## Your objective
Each entry must be given again exactly; images do not belong in the copy.
— BEGIN —
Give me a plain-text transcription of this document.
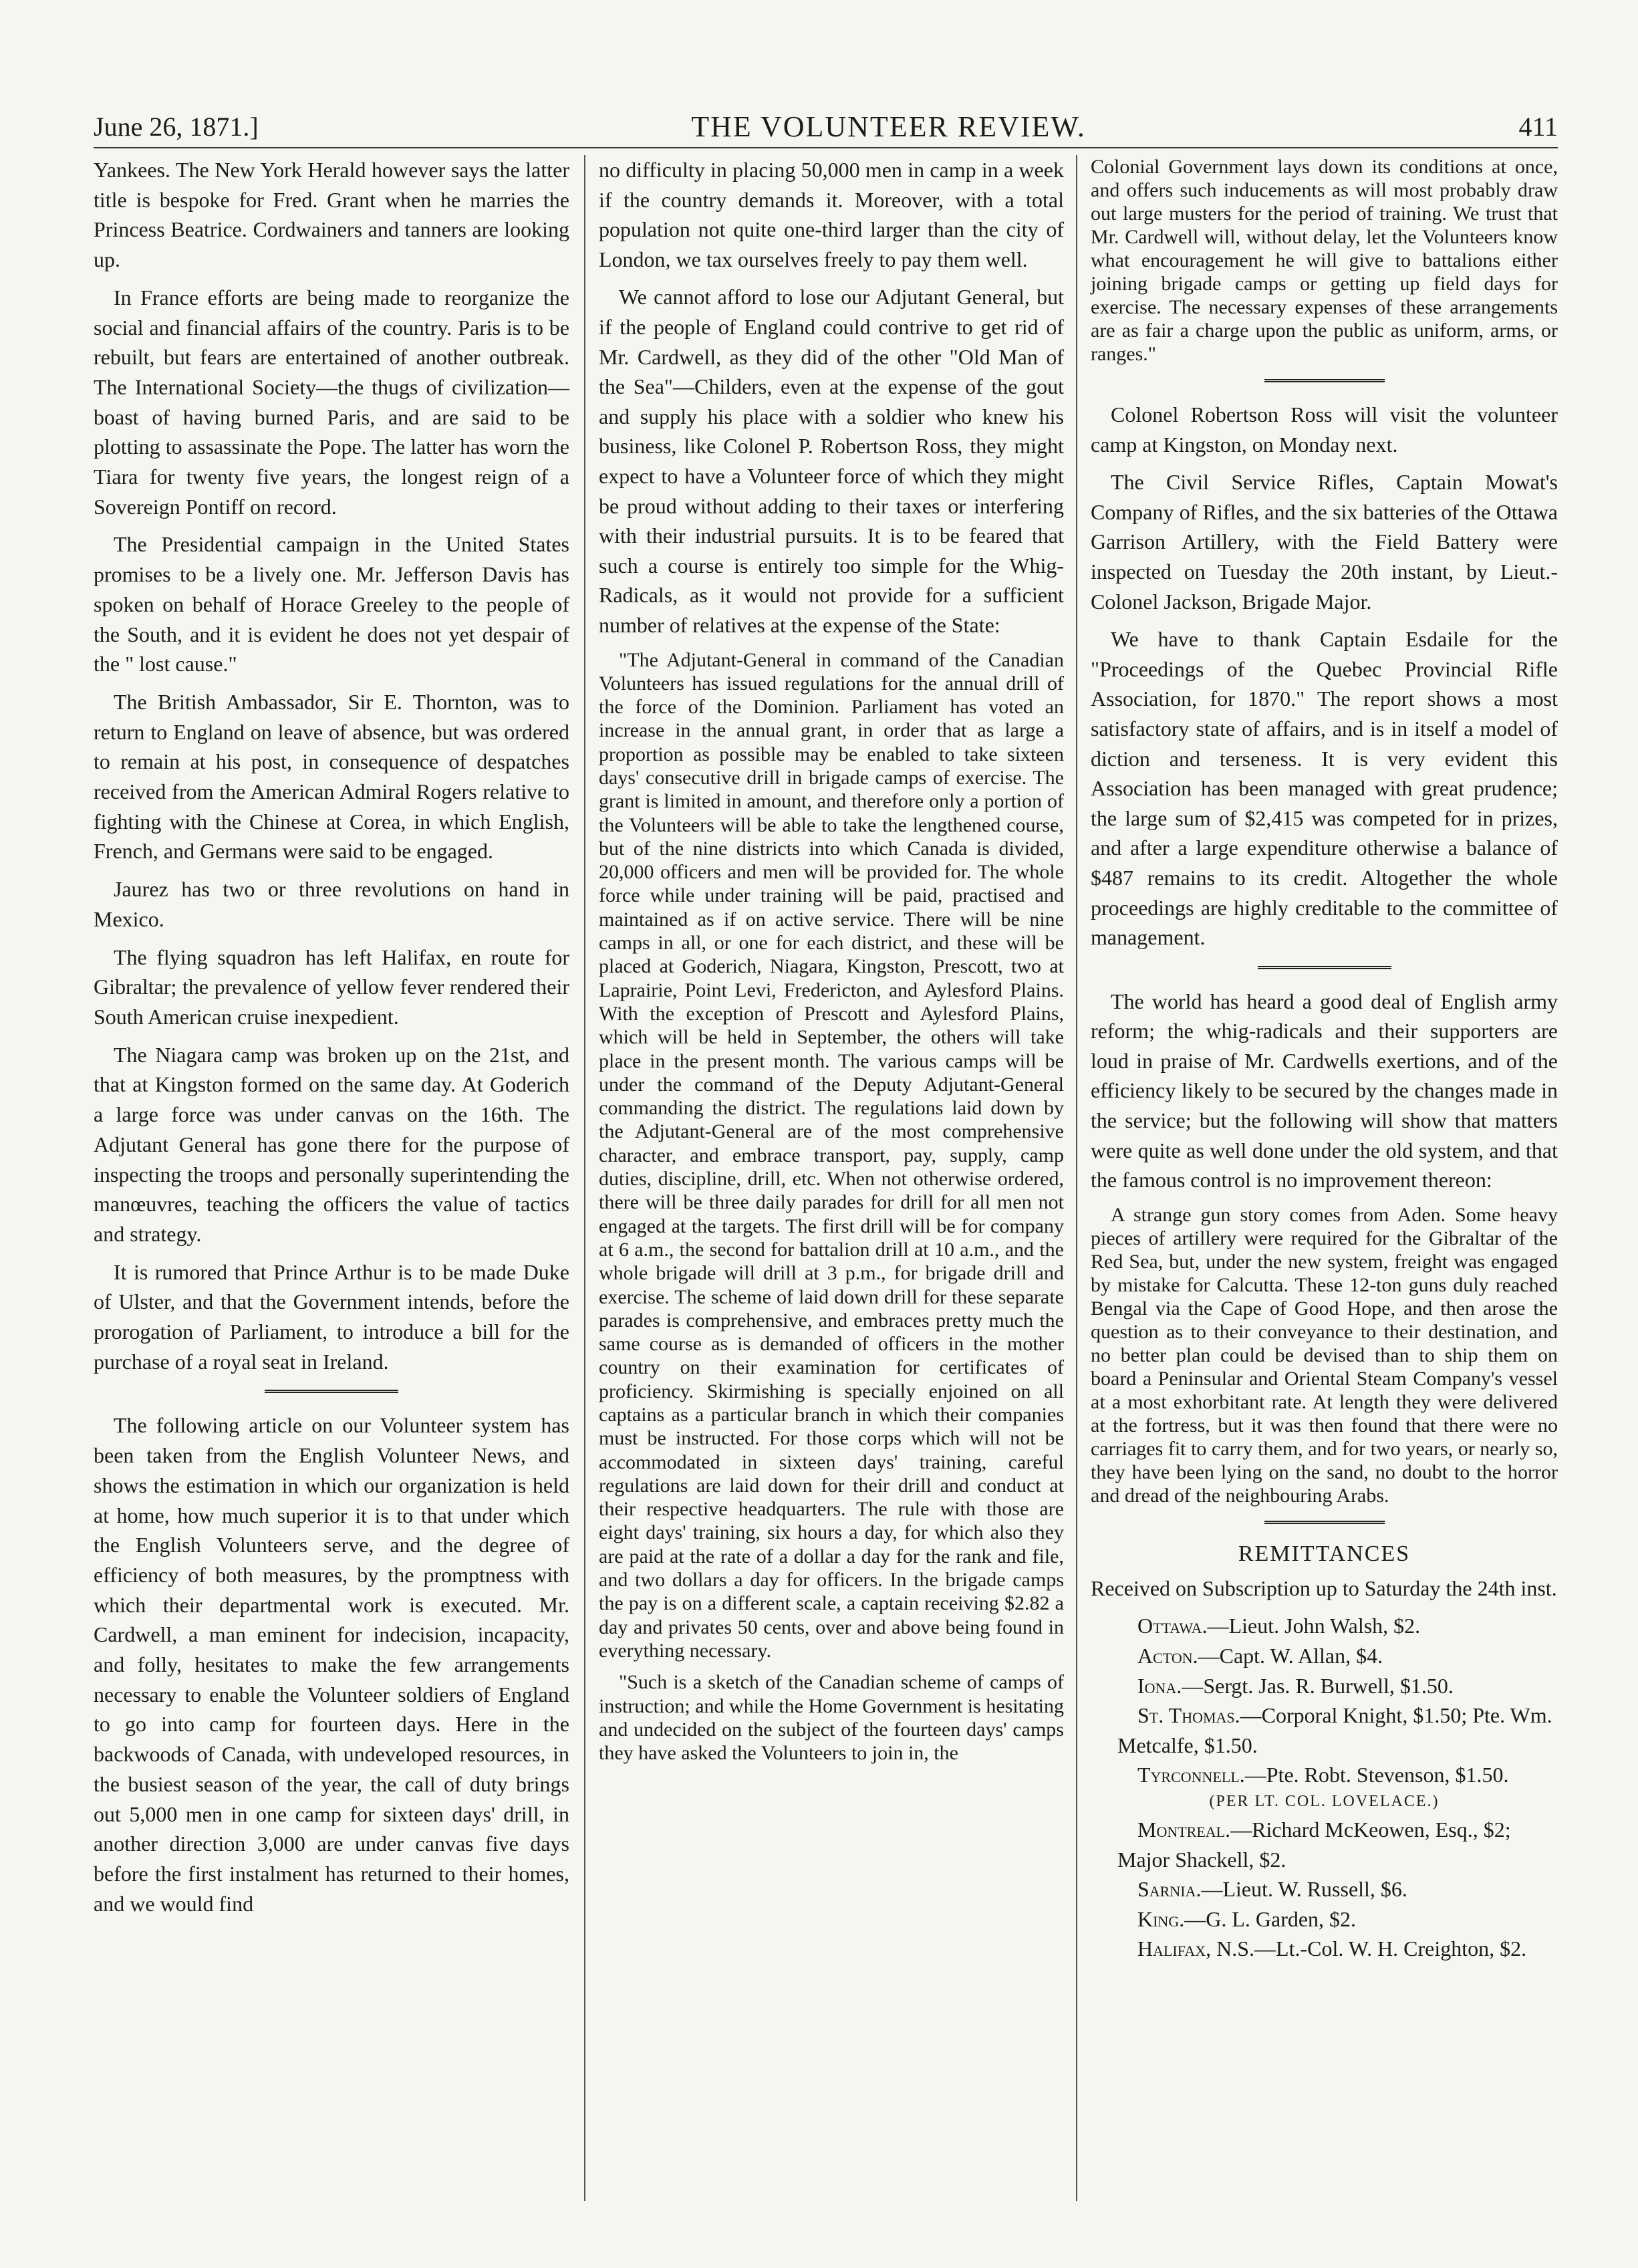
June 26, 1871.]	THE VOLUNTEER REVIEW.	411

Yankees. The New York Herald however says the latter title is bespoke for Fred. Grant when he marries the Princess Beatrice. Cordwainers and tanners are looking up.

In France efforts are being made to reorganize the social and financial affairs of the country. Paris is to be rebuilt, but fears are entertained of another outbreak. The International Society—the thugs of civilization—boast of having burned Paris, and are said to be plotting to assassinate the Pope. The latter has worn the Tiara for twenty five years, the longest reign of a Sovereign Pontiff on record.

The Presidential campaign in the United States promises to be a lively one. Mr. Jefferson Davis has spoken on behalf of Horace Greeley to the people of the South, and it is evident he does not yet despair of the " lost cause."

The British Ambassador, Sir E. Thornton, was to return to England on leave of absence, but was ordered to remain at his post, in consequence of despatches received from the American Admiral Rogers relative to fighting with the Chinese at Corea, in which English, French, and Germans were said to be engaged.

Jaurez has two or three revolutions on hand in Mexico.

The flying squadron has left Halifax, en route for Gibraltar; the prevalence of yellow fever rendered their South American cruise inexpedient.

The Niagara camp was broken up on the 21st, and that at Kingston formed on the same day. At Goderich a large force was under canvas on the 16th. The Adjutant General has gone there for the purpose of inspecting the troops and personally superintending the manœuvres, teaching the officers the value of tactics and strategy.

It is rumored that Prince Arthur is to be made Duke of Ulster, and that the Government intends, before the prorogation of Parliament, to introduce a bill for the purchase of a royal seat in Ireland.

The following article on our Volunteer system has been taken from the English Volunteer News, and shows the estimation in which our organization is held at home, how much superior it is to that under which the English Volunteers serve, and the degree of efficiency of both measures, by the promptness with which their departmental work is executed. Mr. Cardwell, a man eminent for indecision, incapacity, and folly, hesitates to make the few arrangements necessary to enable the Volunteer soldiers of England to go into camp for fourteen days. Here in the backwoods of Canada, with undeveloped resources, in the busiest season of the year, the call of duty brings out 5,000 men in one camp for sixteen days' drill, in another direction 3,000 are under canvas five days before the first instalment has returned to their homes, and we would find

no difficulty in placing 50,000 men in camp in a week if the country demands it. Moreover, with a total population not quite one-third larger than the city of London, we tax ourselves freely to pay them well.

We cannot afford to lose our Adjutant General, but if the people of England could contrive to get rid of Mr. Cardwell, as they did of the other "Old Man of the Sea"—Childers, even at the expense of the gout and supply his place with a soldier who knew his business, like Colonel P. Robertson Ross, they might expect to have a Volunteer force of which they might be proud without adding to their taxes or interfering with their industrial pursuits. It is to be feared that such a course is entirely too simple for the Whig-Radicals, as it would not provide for a sufficient number of relatives at the expense of the State:

"The Adjutant-General in command of the Canadian Volunteers has issued regulations for the annual drill of the force of the Dominion. Parliament has voted an increase in the annual grant, in order that as large a proportion as possible may be enabled to take sixteen days' consecutive drill in brigade camps of exercise. The grant is limited in amount, and therefore only a portion of the Volunteers will be able to take the lengthened course, but of the nine districts into which Canada is divided, 20,000 officers and men will be provided for. The whole force while under training will be paid, practised and maintained as if on active service. There will be nine camps in all, or one for each district, and these will be placed at Goderich, Niagara, Kingston, Prescott, two at Laprairie, Point Levi, Fredericton, and Aylesford Plains. With the exception of Prescott and Aylesford Plains, which will be held in September, the others will take place in the present month. The various camps will be under the command of the Deputy Adjutant-General commanding the district. The regulations laid down by the Adjutant-General are of the most comprehensive character, and embrace transport, pay, supply, camp duties, discipline, drill, etc. When not otherwise ordered, there will be three daily parades for drill for all men not engaged at the targets. The first drill will be for company at 6 a.m., the second for battalion drill at 10 a.m., and the whole brigade will drill at 3 p.m., for brigade drill and exercise. The scheme of laid down drill for these separate parades is comprehensive, and embraces pretty much the same course as is demanded of officers in the mother country on their examination for certificates of proficiency. Skirmishing is specially enjoined on all captains as a particular branch in which their companies must be instructed. For those corps which will not be accommodated in sixteen days' training, careful regulations are laid down for their drill and conduct at their respective headquarters. The rule with those are eight days' training, six hours a day, for which also they are paid at the rate of a dollar a day for the rank and file, and two dollars a day for officers. In the brigade camps the pay is on a different scale, a captain receiving $2.82 a day and privates 50 cents, over and above being found in everything necessary.

"Such is a sketch of the Canadian scheme of camps of instruction; and while the Home Government is hesitating and undecided on the subject of the fourteen days' camps they have asked the Volunteers to join in, the

Colonial Government lays down its conditions at once, and offers such inducements as will most probably draw out large musters for the period of training. We trust that Mr. Cardwell will, without delay, let the Volunteers know what encouragement he will give to battalions either joining brigade camps or getting up field days for exercise. The necessary expenses of these arrangements are as fair a charge upon the public as uniform, arms, or ranges."

Colonel Robertson Ross will visit the volunteer camp at Kingston, on Monday next.

The Civil Service Rifles, Captain Mowat's Company of Rifles, and the six batteries of the Ottawa Garrison Artillery, with the Field Battery were inspected on Tuesday the 20th instant, by Lieut.-Colonel Jackson, Brigade Major.

We have to thank Captain Esdaile for the "Proceedings of the Quebec Provincial Rifle Association, for 1870." The report shows a most satisfactory state of affairs, and is in itself a model of diction and terseness. It is very evident this Association has been managed with great prudence; the large sum of $2,415 was competed for in prizes, and after a large expenditure otherwise a balance of $487 remains to its credit. Altogether the whole proceedings are highly creditable to the committee of management.

The world has heard a good deal of English army reform; the whig-radicals and their supporters are loud in praise of Mr. Cardwells exertions, and of the efficiency likely to be secured by the changes made in the service; but the following will show that matters were quite as well done under the old system, and that the famous control is no improvement thereon:

A strange gun story comes from Aden. Some heavy pieces of artillery were required for the Gibraltar of the Red Sea, but, under the new system, freight was engaged by mistake for Calcutta. These 12-ton guns duly reached Bengal via the Cape of Good Hope, and then arose the question as to their conveyance to their destination, and no better plan could be devised than to ship them on board a Peninsular and Oriental Steam Company's vessel at a most exhorbitant rate. At length they were delivered at the fortress, but it was then found that there were no carriages fit to carry them, and for two years, or nearly so, they have been lying on the sand, no doubt to the horror and dread of the neighbouring Arabs.

REMITTANCES

Received on Subscription up to Saturday the 24th inst.

Ottawa.—Lieut. John Walsh, $2.

Acton.—Capt. W. Allan, $4.

Iona.—Sergt. Jas. R. Burwell, $1.50.

St. Thomas.—Corporal Knight, $1.50; Pte. Wm. Metcalfe, $1.50.

Tyrconnell.—Pte. Robt. Stevenson, $1.50.

(PER LT. COL. LOVELACE.)

Montreal.—Richard McKeowen, Esq., $2; Major Shackell, $2.

Sarnia.—Lieut. W. Russell, $6.

King.—G. L. Garden, $2.

Halifax, N.S.—Lt.-Col. W. H. Creighton, $2.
— END —
## Solution to this problem
Give me a plain-text transcription of this document.
June 26, 1871.]	THE VOLUNTEER REVIEW.	411

Yankees. The New York Herald however says the latter title is bespoke for Fred. Grant when he marries the Princess Beatrice. Cordwainers and tanners are looking up.

In France efforts are being made to reorganize the social and financial affairs of the country. Paris is to be rebuilt, but fears are entertained of another outbreak. The International Society—the thugs of civilization—boast of having burned Paris, and are said to be plotting to assassinate the Pope. The latter has worn the Tiara for twenty five years, the longest reign of a Sovereign Pontiff on record.

The Presidential campaign in the United States promises to be a lively one. Mr. Jefferson Davis has spoken on behalf of Horace Greeley to the people of the South, and it is evident he does not yet despair of the " lost cause."

The British Ambassador, Sir E. Thornton, was to return to England on leave of absence, but was ordered to remain at his post, in consequence of despatches received from the American Admiral Rogers relative to fighting with the Chinese at Corea, in which English, French, and Germans were said to be engaged.

Jaurez has two or three revolutions on hand in Mexico.

The flying squadron has left Halifax, en route for Gibraltar; the prevalence of yellow fever rendered their South American cruise inexpedient.

The Niagara camp was broken up on the 21st, and that at Kingston formed on the same day. At Goderich a large force was under canvas on the 16th. The Adjutant General has gone there for the purpose of inspecting the troops and personally superintending the manœuvres, teaching the officers the value of tactics and strategy.

It is rumored that Prince Arthur is to be made Duke of Ulster, and that the Government intends, before the prorogation of Parliament, to introduce a bill for the purchase of a royal seat in Ireland.

The following article on our Volunteer system has been taken from the English Volunteer News, and shows the estimation in which our organization is held at home, how much superior it is to that under which the English Volunteers serve, and the degree of efficiency of both measures, by the promptness with which their departmental work is executed. Mr. Cardwell, a man eminent for indecision, incapacity, and folly, hesitates to make the few arrangements necessary to enable the Volunteer soldiers of England to go into camp for fourteen days. Here in the backwoods of Canada, with undeveloped resources, in the busiest season of the year, the call of duty brings out 5,000 men in one camp for sixteen days' drill, in another direction 3,000 are under canvas five days before the first instalment has returned to their homes, and we would find

no difficulty in placing 50,000 men in camp in a week if the country demands it. Moreover, with a total population not quite one-third larger than the city of London, we tax ourselves freely to pay them well.

We cannot afford to lose our Adjutant General, but if the people of England could contrive to get rid of Mr. Cardwell, as they did of the other "Old Man of the Sea"—Childers, even at the expense of the gout and supply his place with a soldier who knew his business, like Colonel P. Robertson Ross, they might expect to have a Volunteer force of which they might be proud without adding to their taxes or interfering with their industrial pursuits. It is to be feared that such a course is entirely too simple for the Whig-Radicals, as it would not provide for a sufficient number of relatives at the expense of the State:

"The Adjutant-General in command of the Canadian Volunteers has issued regulations for the annual drill of the force of the Dominion. Parliament has voted an increase in the annual grant, in order that as large a proportion as possible may be enabled to take sixteen days' consecutive drill in brigade camps of exercise. The grant is limited in amount, and therefore only a portion of the Volunteers will be able to take the lengthened course, but of the nine districts into which Canada is divided, 20,000 officers and men will be provided for. The whole force while under training will be paid, practised and maintained as if on active service. There will be nine camps in all, or one for each district, and these will be placed at Goderich, Niagara, Kingston, Prescott, two at Laprairie, Point Levi, Fredericton, and Aylesford Plains. With the exception of Prescott and Aylesford Plains, which will be held in September, the others will take place in the present month. The various camps will be under the command of the Deputy Adjutant-General commanding the district. The regulations laid down by the Adjutant-General are of the most comprehensive character, and embrace transport, pay, supply, camp duties, discipline, drill, etc. When not otherwise ordered, there will be three daily parades for drill for all men not engaged at the targets. The first drill will be for company at 6 a.m., the second for battalion drill at 10 a.m., and the whole brigade will drill at 3 p.m., for brigade drill and exercise. The scheme of laid down drill for these separate parades is comprehensive, and embraces pretty much the same course as is demanded of officers in the mother country on their examination for certificates of proficiency. Skirmishing is specially enjoined on all captains as a particular branch in which their companies must be instructed. For those corps which will not be accommodated in sixteen days' training, careful regulations are laid down for their drill and conduct at their respective headquarters. The rule with those are eight days' training, six hours a day, for which also they are paid at the rate of a dollar a day for the rank and file, and two dollars a day for officers. In the brigade camps the pay is on a different scale, a captain receiving $2.82 a day and privates 50 cents, over and above being found in everything necessary.

"Such is a sketch of the Canadian scheme of camps of instruction; and while the Home Government is hesitating and undecided on the subject of the fourteen days' camps they have asked the Volunteers to join in, the

Colonial Government lays down its conditions at once, and offers such inducements as will most probably draw out large musters for the period of training. We trust that Mr. Cardwell will, without delay, let the Volunteers know what encouragement he will give to battalions either joining brigade camps or getting up field days for exercise. The necessary expenses of these arrangements are as fair a charge upon the public as uniform, arms, or ranges."

Colonel Robertson Ross will visit the volunteer camp at Kingston, on Monday next.

The Civil Service Rifles, Captain Mowat's Company of Rifles, and the six batteries of the Ottawa Garrison Artillery, with the Field Battery were inspected on Tuesday the 20th instant, by Lieut.-Colonel Jackson, Brigade Major.

We have to thank Captain Esdaile for the "Proceedings of the Quebec Provincial Rifle Association, for 1870." The report shows a most satisfactory state of affairs, and is in itself a model of diction and terseness. It is very evident this Association has been managed with great prudence; the large sum of $2,415 was competed for in prizes, and after a large expenditure otherwise a balance of $487 remains to its credit. Altogether the whole proceedings are highly creditable to the committee of management.

The world has heard a good deal of English army reform; the whig-radicals and their supporters are loud in praise of Mr. Cardwells exertions, and of the efficiency likely to be secured by the changes made in the service; but the following will show that matters were quite as well done under the old system, and that the famous control is no improvement thereon:

A strange gun story comes from Aden. Some heavy pieces of artillery were required for the Gibraltar of the Red Sea, but, under the new system, freight was engaged by mistake for Calcutta. These 12-ton guns duly reached Bengal via the Cape of Good Hope, and then arose the question as to their conveyance to their destination, and no better plan could be devised than to ship them on board a Peninsular and Oriental Steam Company's vessel at a most exhorbitant rate. At length they were delivered at the fortress, but it was then found that there were no carriages fit to carry them, and for two years, or nearly so, they have been lying on the sand, no doubt to the horror and dread of the neighbouring Arabs.

REMITTANCES

Received on Subscription up to Saturday the 24th inst.

Ottawa.—Lieut. John Walsh, $2.

Acton.—Capt. W. Allan, $4.

Iona.—Sergt. Jas. R. Burwell, $1.50.

St. Thomas.—Corporal Knight, $1.50; Pte. Wm. Metcalfe, $1.50.

Tyrconnell.—Pte. Robt. Stevenson, $1.50.

(PER LT. COL. LOVELACE.)

Montreal.—Richard McKeowen, Esq., $2; Major Shackell, $2.

Sarnia.—Lieut. W. Russell, $6.

King.—G. L. Garden, $2.

Halifax, N.S.—Lt.-Col. W. H. Creighton, $2.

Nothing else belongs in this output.